### SHORT EXERCISE
Extract every line below, verbatim.

### TASK DATA
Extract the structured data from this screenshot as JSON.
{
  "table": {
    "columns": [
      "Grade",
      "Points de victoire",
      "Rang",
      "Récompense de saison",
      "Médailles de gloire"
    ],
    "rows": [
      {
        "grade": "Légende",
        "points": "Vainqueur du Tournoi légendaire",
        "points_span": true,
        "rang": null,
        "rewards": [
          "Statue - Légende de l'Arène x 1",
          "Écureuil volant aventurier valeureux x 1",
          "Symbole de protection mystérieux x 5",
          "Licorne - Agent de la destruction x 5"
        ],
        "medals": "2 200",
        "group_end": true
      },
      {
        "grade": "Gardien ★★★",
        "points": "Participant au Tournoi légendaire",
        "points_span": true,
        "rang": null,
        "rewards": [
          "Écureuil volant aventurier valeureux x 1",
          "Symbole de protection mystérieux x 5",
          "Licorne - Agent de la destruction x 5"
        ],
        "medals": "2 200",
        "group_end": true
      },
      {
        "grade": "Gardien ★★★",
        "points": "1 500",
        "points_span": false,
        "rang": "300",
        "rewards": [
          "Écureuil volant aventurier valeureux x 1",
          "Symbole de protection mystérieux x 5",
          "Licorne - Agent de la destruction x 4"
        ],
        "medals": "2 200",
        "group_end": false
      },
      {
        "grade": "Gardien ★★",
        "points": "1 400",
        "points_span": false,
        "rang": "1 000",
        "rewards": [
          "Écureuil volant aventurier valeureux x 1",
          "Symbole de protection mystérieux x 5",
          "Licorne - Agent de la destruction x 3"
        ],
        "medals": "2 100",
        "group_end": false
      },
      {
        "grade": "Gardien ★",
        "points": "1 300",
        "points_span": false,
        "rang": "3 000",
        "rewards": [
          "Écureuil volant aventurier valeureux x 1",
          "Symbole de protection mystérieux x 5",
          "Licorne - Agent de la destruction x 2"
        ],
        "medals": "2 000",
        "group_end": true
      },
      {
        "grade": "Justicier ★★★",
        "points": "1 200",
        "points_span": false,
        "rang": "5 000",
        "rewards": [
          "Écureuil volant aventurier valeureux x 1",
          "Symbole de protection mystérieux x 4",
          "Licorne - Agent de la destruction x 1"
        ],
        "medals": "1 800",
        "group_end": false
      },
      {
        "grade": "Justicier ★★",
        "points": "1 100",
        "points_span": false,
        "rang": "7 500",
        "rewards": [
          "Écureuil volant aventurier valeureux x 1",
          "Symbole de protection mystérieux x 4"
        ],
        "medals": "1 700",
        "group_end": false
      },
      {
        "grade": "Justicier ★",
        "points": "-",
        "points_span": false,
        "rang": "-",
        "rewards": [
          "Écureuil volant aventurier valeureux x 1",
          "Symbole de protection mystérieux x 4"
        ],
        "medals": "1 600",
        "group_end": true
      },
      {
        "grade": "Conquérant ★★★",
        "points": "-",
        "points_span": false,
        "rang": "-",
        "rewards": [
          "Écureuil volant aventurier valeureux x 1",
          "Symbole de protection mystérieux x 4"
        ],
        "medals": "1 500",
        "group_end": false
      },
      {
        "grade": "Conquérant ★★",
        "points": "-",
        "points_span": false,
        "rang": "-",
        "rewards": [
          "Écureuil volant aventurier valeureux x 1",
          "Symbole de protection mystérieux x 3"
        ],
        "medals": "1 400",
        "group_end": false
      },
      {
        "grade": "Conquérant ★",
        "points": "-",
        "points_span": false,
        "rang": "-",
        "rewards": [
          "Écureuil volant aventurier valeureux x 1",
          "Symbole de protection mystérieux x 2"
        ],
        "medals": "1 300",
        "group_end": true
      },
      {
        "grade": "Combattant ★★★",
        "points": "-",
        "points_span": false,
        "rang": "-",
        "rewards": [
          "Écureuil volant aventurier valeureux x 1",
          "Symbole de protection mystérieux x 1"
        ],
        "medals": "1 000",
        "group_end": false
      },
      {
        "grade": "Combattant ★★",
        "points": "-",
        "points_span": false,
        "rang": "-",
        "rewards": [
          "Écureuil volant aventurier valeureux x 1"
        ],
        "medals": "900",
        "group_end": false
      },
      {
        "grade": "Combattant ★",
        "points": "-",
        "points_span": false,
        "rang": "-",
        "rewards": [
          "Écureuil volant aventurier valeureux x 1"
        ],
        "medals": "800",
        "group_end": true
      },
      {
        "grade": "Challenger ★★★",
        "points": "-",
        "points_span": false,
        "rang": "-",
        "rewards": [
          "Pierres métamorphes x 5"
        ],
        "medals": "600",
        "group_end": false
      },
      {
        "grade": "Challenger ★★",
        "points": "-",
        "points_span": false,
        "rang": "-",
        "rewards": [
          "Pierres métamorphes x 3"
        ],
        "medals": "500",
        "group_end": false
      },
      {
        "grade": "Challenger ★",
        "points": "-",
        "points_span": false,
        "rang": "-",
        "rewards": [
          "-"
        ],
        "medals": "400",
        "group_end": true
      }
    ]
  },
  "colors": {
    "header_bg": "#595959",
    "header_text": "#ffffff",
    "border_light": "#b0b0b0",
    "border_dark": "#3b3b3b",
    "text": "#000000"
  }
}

### COMPLETE RESPONSE
Extract the structured data from this screenshot as JSON.
{
  "table": {
    "columns": [
      "Grade",
      "Points de victoire",
      "Rang",
      "Récompense de saison",
      "Médailles de gloire"
    ],
    "rows": [
      {
        "grade": "Légende",
        "points": "Vainqueur du Tournoi légendaire",
        "points_span": true,
        "rang": null,
        "rewards": [
          "Statue - Légende de l'Arène x 1",
          "Écureuil volant aventurier valeureux x 1",
          "Symbole de protection mystérieux x 5",
          "Licorne - Agent de la destruction x 5"
        ],
        "medals": "2 200",
        "group_end": true
      },
      {
        "grade": "Gardien ★★★",
        "points": "Participant au Tournoi légendaire",
        "points_span": true,
        "rang": null,
        "rewards": [
          "Écureuil volant aventurier valeureux x 1",
          "Symbole de protection mystérieux x 5",
          "Licorne - Agent de la destruction x 5"
        ],
        "medals": "2 200",
        "group_end": true
      },
      {
        "grade": "Gardien ★★★",
        "points": "1 500",
        "points_span": false,
        "rang": "300",
        "rewards": [
          "Écureuil volant aventurier valeureux x 1",
          "Symbole de protection mystérieux x 5",
          "Licorne - Agent de la destruction x 4"
        ],
        "medals": "2 200",
        "group_end": false
      },
      {
        "grade": "Gardien ★★",
        "points": "1 400",
        "points_span": false,
        "rang": "1 000",
        "rewards": [
          "Écureuil volant aventurier valeureux x 1",
          "Symbole de protection mystérieux x 5",
          "Licorne - Agent de la destruction x 3"
        ],
        "medals": "2 100",
        "group_end": false
      },
      {
        "grade": "Gardien ★",
        "points": "1 300",
        "points_span": false,
        "rang": "3 000",
        "rewards": [
          "Écureuil volant aventurier valeureux x 1",
          "Symbole de protection mystérieux x 5",
          "Licorne - Agent de la destruction x 2"
        ],
        "medals": "2 000",
        "group_end": true
      },
      {
        "grade": "Justicier ★★★",
        "points": "1 200",
        "points_span": false,
        "rang": "5 000",
        "rewards": [
          "Écureuil volant aventurier valeureux x 1",
          "Symbole de protection mystérieux x 4",
          "Licorne - Agent de la destruction x 1"
        ],
        "medals": "1 800",
        "group_end": false
      },
      {
        "grade": "Justicier ★★",
        "points": "1 100",
        "points_span": false,
        "rang": "7 500",
        "rewards": [
          "Écureuil volant aventurier valeureux x 1",
          "Symbole de protection mystérieux x 4"
        ],
        "medals": "1 700",
        "group_end": false
      },
      {
        "grade": "Justicier ★",
        "points": "-",
        "points_span": false,
        "rang": "-",
        "rewards": [
          "Écureuil volant aventurier valeureux x 1",
          "Symbole de protection mystérieux x 4"
        ],
        "medals": "1 600",
        "group_end": true
      },
      {
        "grade": "Conquérant ★★★",
        "points": "-",
        "points_span": false,
        "rang": "-",
        "rewards": [
          "Écureuil volant aventurier valeureux x 1",
          "Symbole de protection mystérieux x 4"
        ],
        "medals": "1 500",
        "group_end": false
      },
      {
        "grade": "Conquérant ★★",
        "points": "-",
        "points_span": false,
        "rang": "-",
        "rewards": [
          "Écureuil volant aventurier valeureux x 1",
          "Symbole de protection mystérieux x 3"
        ],
        "medals": "1 400",
        "group_end": false
      },
      {
        "grade": "Conquérant ★",
        "points": "-",
        "points_span": false,
        "rang": "-",
        "rewards": [
          "Écureuil volant aventurier valeureux x 1",
          "Symbole de protection mystérieux x 2"
        ],
        "medals": "1 300",
        "group_end": true
      },
      {
        "grade": "Combattant ★★★",
        "points": "-",
        "points_span": false,
        "rang": "-",
        "rewards": [
          "Écureuil volant aventurier valeureux x 1",
          "Symbole de protection mystérieux x 1"
        ],
        "medals": "1 000",
        "group_end": false
      },
      {
        "grade": "Combattant ★★",
        "points": "-",
        "points_span": false,
        "rang": "-",
        "rewards": [
          "Écureuil volant aventurier valeureux x 1"
        ],
        "medals": "900",
        "group_end": false
      },
      {
        "grade": "Combattant ★",
        "points": "-",
        "points_span": false,
        "rang": "-",
        "rewards": [
          "Écureuil volant aventurier valeureux x 1"
        ],
        "medals": "800",
        "group_end": true
      },
      {
        "grade": "Challenger ★★★",
        "points": "-",
        "points_span": false,
        "rang": "-",
        "rewards": [
          "Pierres métamorphes x 5"
        ],
        "medals": "600",
        "group_end": false
      },
      {
        "grade": "Challenger ★★",
        "points": "-",
        "points_span": false,
        "rang": "-",
        "rewards": [
          "Pierres métamorphes x 3"
        ],
        "medals": "500",
        "group_end": false
      },
      {
        "grade": "Challenger ★",
        "points": "-",
        "points_span": false,
        "rang": "-",
        "rewards": [
          "-"
        ],
        "medals": "400",
        "group_end": true
      }
    ]
  },
  "colors": {
    "header_bg": "#595959",
    "header_text": "#ffffff",
    "border_light": "#b0b0b0",
    "border_dark": "#3b3b3b",
    "text": "#000000"
  }
}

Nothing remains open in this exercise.